[The data]
━━━━━━━━━━
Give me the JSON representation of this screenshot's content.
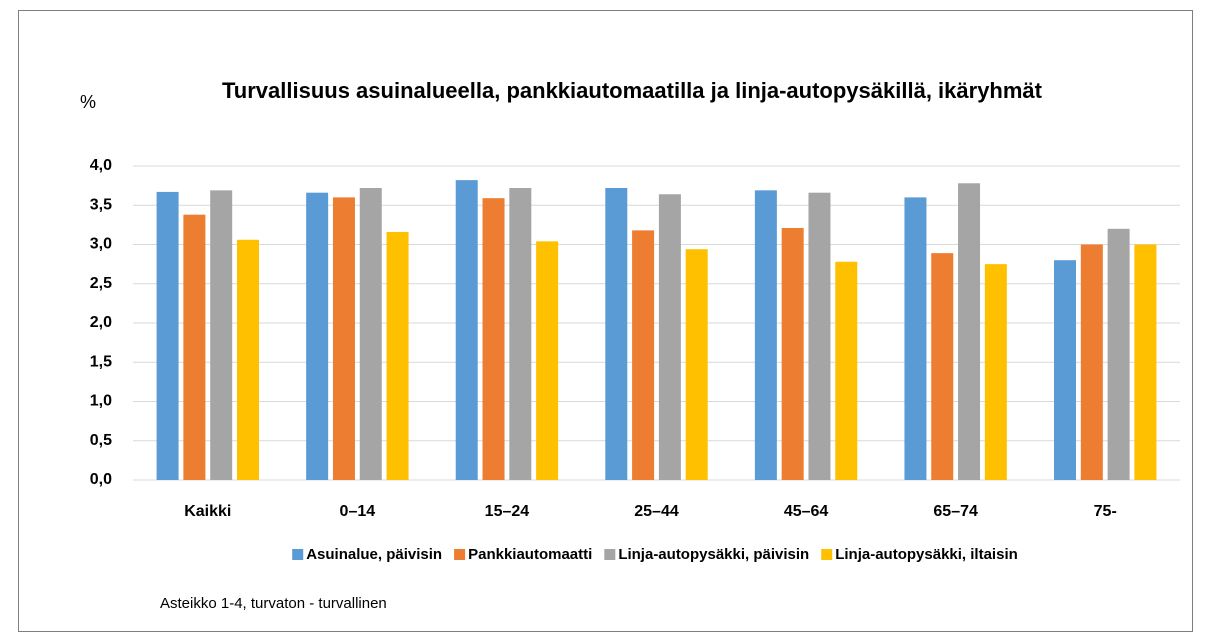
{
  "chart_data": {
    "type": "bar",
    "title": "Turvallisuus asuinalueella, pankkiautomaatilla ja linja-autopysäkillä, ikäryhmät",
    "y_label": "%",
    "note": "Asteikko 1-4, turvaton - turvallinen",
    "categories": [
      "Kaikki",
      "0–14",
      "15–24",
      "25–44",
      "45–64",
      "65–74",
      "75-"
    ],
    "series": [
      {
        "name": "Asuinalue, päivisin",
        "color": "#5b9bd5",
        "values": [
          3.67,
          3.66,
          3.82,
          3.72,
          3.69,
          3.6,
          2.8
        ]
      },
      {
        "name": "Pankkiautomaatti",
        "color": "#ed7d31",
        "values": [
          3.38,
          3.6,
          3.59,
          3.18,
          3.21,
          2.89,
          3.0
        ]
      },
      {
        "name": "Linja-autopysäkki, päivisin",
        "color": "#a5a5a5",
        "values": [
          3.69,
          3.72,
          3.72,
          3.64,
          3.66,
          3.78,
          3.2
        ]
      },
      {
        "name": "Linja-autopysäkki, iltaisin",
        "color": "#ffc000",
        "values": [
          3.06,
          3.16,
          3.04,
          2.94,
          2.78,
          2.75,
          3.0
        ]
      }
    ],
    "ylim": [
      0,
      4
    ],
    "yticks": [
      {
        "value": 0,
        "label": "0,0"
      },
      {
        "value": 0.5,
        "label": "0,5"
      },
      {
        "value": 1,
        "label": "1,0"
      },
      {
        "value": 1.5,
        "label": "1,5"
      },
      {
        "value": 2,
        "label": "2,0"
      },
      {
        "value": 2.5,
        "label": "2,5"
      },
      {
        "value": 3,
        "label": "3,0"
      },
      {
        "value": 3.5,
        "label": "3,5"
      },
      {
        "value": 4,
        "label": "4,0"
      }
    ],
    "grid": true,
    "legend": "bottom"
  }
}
━━━━━━━━━━
[Problem to work on]
Each entry gets copied exactly; the pictures stay out.

[Solution for this task]
Give me the JSON representation of this screenshot's content.
{
  "chart_data": {
    "type": "bar",
    "title": "Turvallisuus asuinalueella, pankkiautomaatilla ja linja-autopysäkillä, ikäryhmät",
    "y_label": "%",
    "note": "Asteikko 1-4, turvaton - turvallinen",
    "categories": [
      "Kaikki",
      "0–14",
      "15–24",
      "25–44",
      "45–64",
      "65–74",
      "75-"
    ],
    "series": [
      {
        "name": "Asuinalue, päivisin",
        "color": "#5b9bd5",
        "values": [
          3.67,
          3.66,
          3.82,
          3.72,
          3.69,
          3.6,
          2.8
        ]
      },
      {
        "name": "Pankkiautomaatti",
        "color": "#ed7d31",
        "values": [
          3.38,
          3.6,
          3.59,
          3.18,
          3.21,
          2.89,
          3.0
        ]
      },
      {
        "name": "Linja-autopysäkki, päivisin",
        "color": "#a5a5a5",
        "values": [
          3.69,
          3.72,
          3.72,
          3.64,
          3.66,
          3.78,
          3.2
        ]
      },
      {
        "name": "Linja-autopysäkki, iltaisin",
        "color": "#ffc000",
        "values": [
          3.06,
          3.16,
          3.04,
          2.94,
          2.78,
          2.75,
          3.0
        ]
      }
    ],
    "ylim": [
      0,
      4
    ],
    "yticks": [
      {
        "value": 0,
        "label": "0,0"
      },
      {
        "value": 0.5,
        "label": "0,5"
      },
      {
        "value": 1,
        "label": "1,0"
      },
      {
        "value": 1.5,
        "label": "1,5"
      },
      {
        "value": 2,
        "label": "2,0"
      },
      {
        "value": 2.5,
        "label": "2,5"
      },
      {
        "value": 3,
        "label": "3,0"
      },
      {
        "value": 3.5,
        "label": "3,5"
      },
      {
        "value": 4,
        "label": "4,0"
      }
    ],
    "grid": true,
    "legend": "bottom"
  }
}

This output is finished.